▸ Challenge
Find the lines holding the word "настоящих" and collect them.

▸ Input material
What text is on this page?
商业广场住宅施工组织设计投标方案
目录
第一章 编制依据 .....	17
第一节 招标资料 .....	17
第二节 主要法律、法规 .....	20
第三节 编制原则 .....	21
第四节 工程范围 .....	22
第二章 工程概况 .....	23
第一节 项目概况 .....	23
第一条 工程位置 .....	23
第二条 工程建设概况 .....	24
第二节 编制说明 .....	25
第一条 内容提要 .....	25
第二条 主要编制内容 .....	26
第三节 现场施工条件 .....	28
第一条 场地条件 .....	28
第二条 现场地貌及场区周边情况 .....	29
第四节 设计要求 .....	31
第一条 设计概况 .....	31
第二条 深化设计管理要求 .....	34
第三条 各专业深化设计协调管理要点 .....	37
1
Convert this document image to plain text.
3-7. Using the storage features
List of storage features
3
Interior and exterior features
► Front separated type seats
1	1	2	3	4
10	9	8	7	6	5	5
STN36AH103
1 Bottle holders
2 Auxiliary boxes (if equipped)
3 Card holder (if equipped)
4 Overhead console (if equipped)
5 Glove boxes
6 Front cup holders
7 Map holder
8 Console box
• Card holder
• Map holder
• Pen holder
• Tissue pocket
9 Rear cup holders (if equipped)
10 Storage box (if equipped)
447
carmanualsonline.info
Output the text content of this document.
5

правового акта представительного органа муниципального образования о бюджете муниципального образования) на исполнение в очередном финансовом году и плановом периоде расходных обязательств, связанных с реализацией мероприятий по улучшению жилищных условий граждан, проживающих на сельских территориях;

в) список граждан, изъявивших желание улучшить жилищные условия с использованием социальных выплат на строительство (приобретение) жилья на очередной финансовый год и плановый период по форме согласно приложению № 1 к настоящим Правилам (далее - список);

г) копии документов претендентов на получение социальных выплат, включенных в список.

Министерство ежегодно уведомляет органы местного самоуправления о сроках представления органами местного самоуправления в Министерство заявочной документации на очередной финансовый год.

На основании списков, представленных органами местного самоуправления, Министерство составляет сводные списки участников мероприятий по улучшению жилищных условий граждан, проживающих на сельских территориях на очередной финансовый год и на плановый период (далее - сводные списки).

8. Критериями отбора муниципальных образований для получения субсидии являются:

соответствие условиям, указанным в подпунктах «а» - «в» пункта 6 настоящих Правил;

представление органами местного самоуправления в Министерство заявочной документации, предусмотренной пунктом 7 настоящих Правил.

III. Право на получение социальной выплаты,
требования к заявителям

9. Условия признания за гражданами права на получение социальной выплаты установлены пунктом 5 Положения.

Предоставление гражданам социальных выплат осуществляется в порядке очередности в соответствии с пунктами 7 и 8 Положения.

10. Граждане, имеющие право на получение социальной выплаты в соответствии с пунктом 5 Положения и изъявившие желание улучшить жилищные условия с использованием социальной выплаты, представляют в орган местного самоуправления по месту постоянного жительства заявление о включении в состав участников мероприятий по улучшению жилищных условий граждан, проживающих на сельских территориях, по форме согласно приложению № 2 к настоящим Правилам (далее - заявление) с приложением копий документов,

▸ Output
соответствие условиям, указанным в подпунктах «а» - «в» пункта 6 настоящих Правил;
представление органами местного самоуправления в Министерство заявочной документации, предусмотренной пунктом 7 настоящих Правил.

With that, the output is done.